* **RECORD LIST**

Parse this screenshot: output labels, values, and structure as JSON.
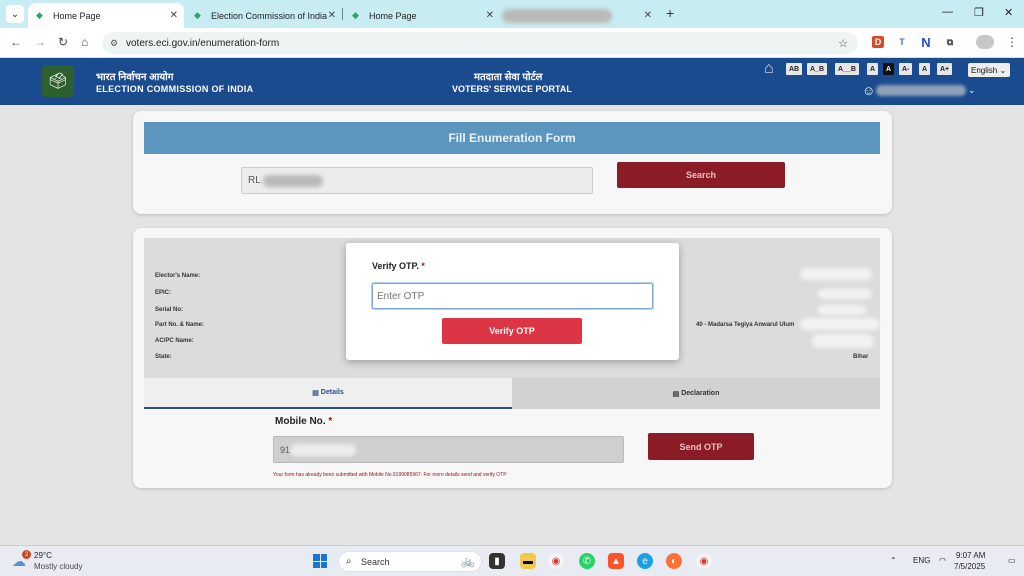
{
  "browser": {
    "tabs": [
      {
        "title": "Home Page",
        "active": true
      },
      {
        "title": "Election Commission of India",
        "active": false
      },
      {
        "title": "Home Page",
        "active": false
      }
    ],
    "url": "voters.eci.gov.in/enumeration-form"
  },
  "site_header": {
    "org_hindi": "भारत निर्वाचन आयोग",
    "org_english": "ELECTION COMMISSION OF INDIA",
    "portal_hindi": "मतदाता सेवा पोर्टल",
    "portal_english": "VOTERS' SERVICE PORTAL",
    "accessibility": [
      "AB",
      "A_B",
      "A__B",
      "A",
      "A",
      "A-",
      "A",
      "A+"
    ],
    "language": "English"
  },
  "form": {
    "title": "Fill Enumeration Form",
    "epic_value": "RL",
    "search_label": "Search",
    "fields": [
      "Elector's Name:",
      "EPIC:",
      "Serial No:",
      "Part No. & Name:",
      "AC/PC Name:",
      "State:"
    ],
    "part_value": "40 - Madarsa Tegiya Anwarul Ulum",
    "state_value": "Bihar",
    "tab_details": "Details",
    "tab_declaration": "Declaration",
    "mobile_label": "Mobile No.",
    "mobile_value": "91",
    "send_otp_label": "Send OTP",
    "message": "Your form has already been submitted with Mobile No.9199085967. For more details send and verify OTP"
  },
  "modal": {
    "label": "Verify OTP.",
    "required_mark": "*",
    "placeholder": "Enter OTP",
    "button_label": "Verify OTP"
  },
  "taskbar": {
    "temperature": "29°C",
    "condition": "Mostly cloudy",
    "weather_badge": "2",
    "search_label": "Search",
    "language": "ENG",
    "time": "9:07 AM",
    "date": "7/5/2025"
  }
}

* **WHAT THIS TASK INVOLVES**
Reproduce all of the material exactly, apart from the pictures.

* **RESPONSE TO THE EXERCISE**
Parse this screenshot: output labels, values, and structure as JSON.
{
  "browser": {
    "tabs": [
      {
        "title": "Home Page",
        "active": true
      },
      {
        "title": "Election Commission of India",
        "active": false
      },
      {
        "title": "Home Page",
        "active": false
      }
    ],
    "url": "voters.eci.gov.in/enumeration-form"
  },
  "site_header": {
    "org_hindi": "भारत निर्वाचन आयोग",
    "org_english": "ELECTION COMMISSION OF INDIA",
    "portal_hindi": "मतदाता सेवा पोर्टल",
    "portal_english": "VOTERS' SERVICE PORTAL",
    "accessibility": [
      "AB",
      "A_B",
      "A__B",
      "A",
      "A",
      "A-",
      "A",
      "A+"
    ],
    "language": "English"
  },
  "form": {
    "title": "Fill Enumeration Form",
    "epic_value": "RL",
    "search_label": "Search",
    "fields": [
      "Elector's Name:",
      "EPIC:",
      "Serial No:",
      "Part No. & Name:",
      "AC/PC Name:",
      "State:"
    ],
    "part_value": "40 - Madarsa Tegiya Anwarul Ulum",
    "state_value": "Bihar",
    "tab_details": "Details",
    "tab_declaration": "Declaration",
    "mobile_label": "Mobile No.",
    "mobile_value": "91",
    "send_otp_label": "Send OTP",
    "message": "Your form has already been submitted with Mobile No.9199085967. For more details send and verify OTP"
  },
  "modal": {
    "label": "Verify OTP.",
    "required_mark": "*",
    "placeholder": "Enter OTP",
    "button_label": "Verify OTP"
  },
  "taskbar": {
    "temperature": "29°C",
    "condition": "Mostly cloudy",
    "weather_badge": "2",
    "search_label": "Search",
    "language": "ENG",
    "time": "9:07 AM",
    "date": "7/5/2025"
  }
}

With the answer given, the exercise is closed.